▸ Data entries
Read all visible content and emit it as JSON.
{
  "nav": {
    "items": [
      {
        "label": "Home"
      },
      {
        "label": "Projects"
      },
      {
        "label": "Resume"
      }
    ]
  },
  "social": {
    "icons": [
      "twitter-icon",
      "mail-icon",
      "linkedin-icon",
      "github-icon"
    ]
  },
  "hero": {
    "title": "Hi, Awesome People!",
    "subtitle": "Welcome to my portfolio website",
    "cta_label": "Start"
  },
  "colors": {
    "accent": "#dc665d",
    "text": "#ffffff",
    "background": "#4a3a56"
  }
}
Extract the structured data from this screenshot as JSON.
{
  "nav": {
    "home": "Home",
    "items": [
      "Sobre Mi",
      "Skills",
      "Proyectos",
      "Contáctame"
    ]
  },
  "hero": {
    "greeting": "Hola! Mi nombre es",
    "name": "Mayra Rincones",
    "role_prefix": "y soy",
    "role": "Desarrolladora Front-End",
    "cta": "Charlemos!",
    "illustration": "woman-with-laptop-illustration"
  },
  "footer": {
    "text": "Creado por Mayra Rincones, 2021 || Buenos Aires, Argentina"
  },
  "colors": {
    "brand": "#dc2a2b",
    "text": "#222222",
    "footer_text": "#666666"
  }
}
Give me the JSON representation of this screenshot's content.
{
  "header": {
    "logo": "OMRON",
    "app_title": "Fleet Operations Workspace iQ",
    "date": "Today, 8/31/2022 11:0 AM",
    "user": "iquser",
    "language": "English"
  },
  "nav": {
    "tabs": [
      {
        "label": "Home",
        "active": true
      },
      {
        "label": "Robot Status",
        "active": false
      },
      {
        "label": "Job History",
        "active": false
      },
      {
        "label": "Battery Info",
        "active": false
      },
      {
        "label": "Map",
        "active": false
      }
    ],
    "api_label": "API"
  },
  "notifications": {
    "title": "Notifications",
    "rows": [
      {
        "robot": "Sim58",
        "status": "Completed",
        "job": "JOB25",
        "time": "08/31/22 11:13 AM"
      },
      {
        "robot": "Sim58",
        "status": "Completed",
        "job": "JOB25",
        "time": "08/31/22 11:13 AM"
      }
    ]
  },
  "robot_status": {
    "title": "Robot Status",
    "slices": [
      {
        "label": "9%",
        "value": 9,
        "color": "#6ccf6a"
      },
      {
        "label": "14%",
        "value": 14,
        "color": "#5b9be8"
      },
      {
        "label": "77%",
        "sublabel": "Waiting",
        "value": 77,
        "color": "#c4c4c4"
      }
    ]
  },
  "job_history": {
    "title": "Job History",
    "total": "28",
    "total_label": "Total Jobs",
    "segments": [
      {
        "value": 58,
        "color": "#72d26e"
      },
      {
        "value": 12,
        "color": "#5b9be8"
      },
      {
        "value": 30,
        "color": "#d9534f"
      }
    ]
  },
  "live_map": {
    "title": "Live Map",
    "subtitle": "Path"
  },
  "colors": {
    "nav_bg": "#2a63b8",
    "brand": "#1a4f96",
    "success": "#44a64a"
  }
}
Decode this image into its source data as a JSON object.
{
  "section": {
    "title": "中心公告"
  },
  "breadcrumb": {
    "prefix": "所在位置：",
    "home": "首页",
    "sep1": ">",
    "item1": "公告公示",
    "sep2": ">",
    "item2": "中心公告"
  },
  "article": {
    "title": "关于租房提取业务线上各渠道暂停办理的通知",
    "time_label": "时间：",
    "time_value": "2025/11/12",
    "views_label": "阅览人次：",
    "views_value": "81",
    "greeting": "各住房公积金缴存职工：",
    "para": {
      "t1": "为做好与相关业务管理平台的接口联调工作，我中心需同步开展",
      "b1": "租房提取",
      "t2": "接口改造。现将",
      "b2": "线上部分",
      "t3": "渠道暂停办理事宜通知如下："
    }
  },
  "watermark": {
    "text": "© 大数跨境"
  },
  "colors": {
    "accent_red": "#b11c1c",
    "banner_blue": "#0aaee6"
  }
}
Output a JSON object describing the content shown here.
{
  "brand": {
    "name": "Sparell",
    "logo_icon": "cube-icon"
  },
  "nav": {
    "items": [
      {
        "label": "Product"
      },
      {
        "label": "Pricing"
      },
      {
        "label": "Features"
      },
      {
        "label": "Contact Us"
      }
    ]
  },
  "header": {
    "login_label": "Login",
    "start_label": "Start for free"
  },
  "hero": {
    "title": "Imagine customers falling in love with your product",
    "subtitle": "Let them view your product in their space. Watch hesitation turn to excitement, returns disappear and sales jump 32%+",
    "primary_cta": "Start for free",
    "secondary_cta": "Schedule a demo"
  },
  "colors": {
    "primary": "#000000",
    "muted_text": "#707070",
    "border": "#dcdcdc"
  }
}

▸ What the exercise asks
Return all of the entries exactly as written.

▸ Answer for the task
Read all visible content and emit it as JSON.
{
  "nav": {
    "items": [
      {
        "label": "Home"
      },
      {
        "label": "Projects"
      },
      {
        "label": "Resume"
      }
    ]
  },
  "social": {
    "icons": [
      "twitter-icon",
      "mail-icon",
      "linkedin-icon",
      "github-icon"
    ]
  },
  "hero": {
    "title": "Hi, Awesome People!",
    "subtitle": "Welcome to my portfolio website",
    "cta_label": "Start"
  },
  "colors": {
    "accent": "#dc665d",
    "text": "#ffffff",
    "background": "#4a3a56"
  }
}
Extract the structured data from this screenshot as JSON.
{
  "nav": {
    "home": "Home",
    "items": [
      "Sobre Mi",
      "Skills",
      "Proyectos",
      "Contáctame"
    ]
  },
  "hero": {
    "greeting": "Hola! Mi nombre es",
    "name": "Mayra Rincones",
    "role_prefix": "y soy",
    "role": "Desarrolladora Front-End",
    "cta": "Charlemos!",
    "illustration": "woman-with-laptop-illustration"
  },
  "footer": {
    "text": "Creado por Mayra Rincones, 2021 || Buenos Aires, Argentina"
  },
  "colors": {
    "brand": "#dc2a2b",
    "text": "#222222",
    "footer_text": "#666666"
  }
}
Give me the JSON representation of this screenshot's content.
{
  "header": {
    "logo": "OMRON",
    "app_title": "Fleet Operations Workspace iQ",
    "date": "Today, 8/31/2022 11:0 AM",
    "user": "iquser",
    "language": "English"
  },
  "nav": {
    "tabs": [
      {
        "label": "Home",
        "active": true
      },
      {
        "label": "Robot Status",
        "active": false
      },
      {
        "label": "Job History",
        "active": false
      },
      {
        "label": "Battery Info",
        "active": false
      },
      {
        "label": "Map",
        "active": false
      }
    ],
    "api_label": "API"
  },
  "notifications": {
    "title": "Notifications",
    "rows": [
      {
        "robot": "Sim58",
        "status": "Completed",
        "job": "JOB25",
        "time": "08/31/22 11:13 AM"
      },
      {
        "robot": "Sim58",
        "status": "Completed",
        "job": "JOB25",
        "time": "08/31/22 11:13 AM"
      }
    ]
  },
  "robot_status": {
    "title": "Robot Status",
    "slices": [
      {
        "label": "9%",
        "value": 9,
        "color": "#6ccf6a"
      },
      {
        "label": "14%",
        "value": 14,
        "color": "#5b9be8"
      },
      {
        "label": "77%",
        "sublabel": "Waiting",
        "value": 77,
        "color": "#c4c4c4"
      }
    ]
  },
  "job_history": {
    "title": "Job History",
    "total": "28",
    "total_label": "Total Jobs",
    "segments": [
      {
        "value": 58,
        "color": "#72d26e"
      },
      {
        "value": 12,
        "color": "#5b9be8"
      },
      {
        "value": 30,
        "color": "#d9534f"
      }
    ]
  },
  "live_map": {
    "title": "Live Map",
    "subtitle": "Path"
  },
  "colors": {
    "nav_bg": "#2a63b8",
    "brand": "#1a4f96",
    "success": "#44a64a"
  }
}
Decode this image into its source data as a JSON object.
{
  "section": {
    "title": "中心公告"
  },
  "breadcrumb": {
    "prefix": "所在位置：",
    "home": "首页",
    "sep1": ">",
    "item1": "公告公示",
    "sep2": ">",
    "item2": "中心公告"
  },
  "article": {
    "title": "关于租房提取业务线上各渠道暂停办理的通知",
    "time_label": "时间：",
    "time_value": "2025/11/12",
    "views_label": "阅览人次：",
    "views_value": "81",
    "greeting": "各住房公积金缴存职工：",
    "para": {
      "t1": "为做好与相关业务管理平台的接口联调工作，我中心需同步开展",
      "b1": "租房提取",
      "t2": "接口改造。现将",
      "b2": "线上部分",
      "t3": "渠道暂停办理事宜通知如下："
    }
  },
  "watermark": {
    "text": "© 大数跨境"
  },
  "colors": {
    "accent_red": "#b11c1c",
    "banner_blue": "#0aaee6"
  }
}
Output a JSON object describing the content shown here.
{
  "brand": {
    "name": "Sparell",
    "logo_icon": "cube-icon"
  },
  "nav": {
    "items": [
      {
        "label": "Product"
      },
      {
        "label": "Pricing"
      },
      {
        "label": "Features"
      },
      {
        "label": "Contact Us"
      }
    ]
  },
  "header": {
    "login_label": "Login",
    "start_label": "Start for free"
  },
  "hero": {
    "title": "Imagine customers falling in love with your product",
    "subtitle": "Let them view your product in their space. Watch hesitation turn to excitement, returns disappear and sales jump 32%+",
    "primary_cta": "Start for free",
    "secondary_cta": "Schedule a demo"
  },
  "colors": {
    "primary": "#000000",
    "muted_text": "#707070",
    "border": "#dcdcdc"
  }
}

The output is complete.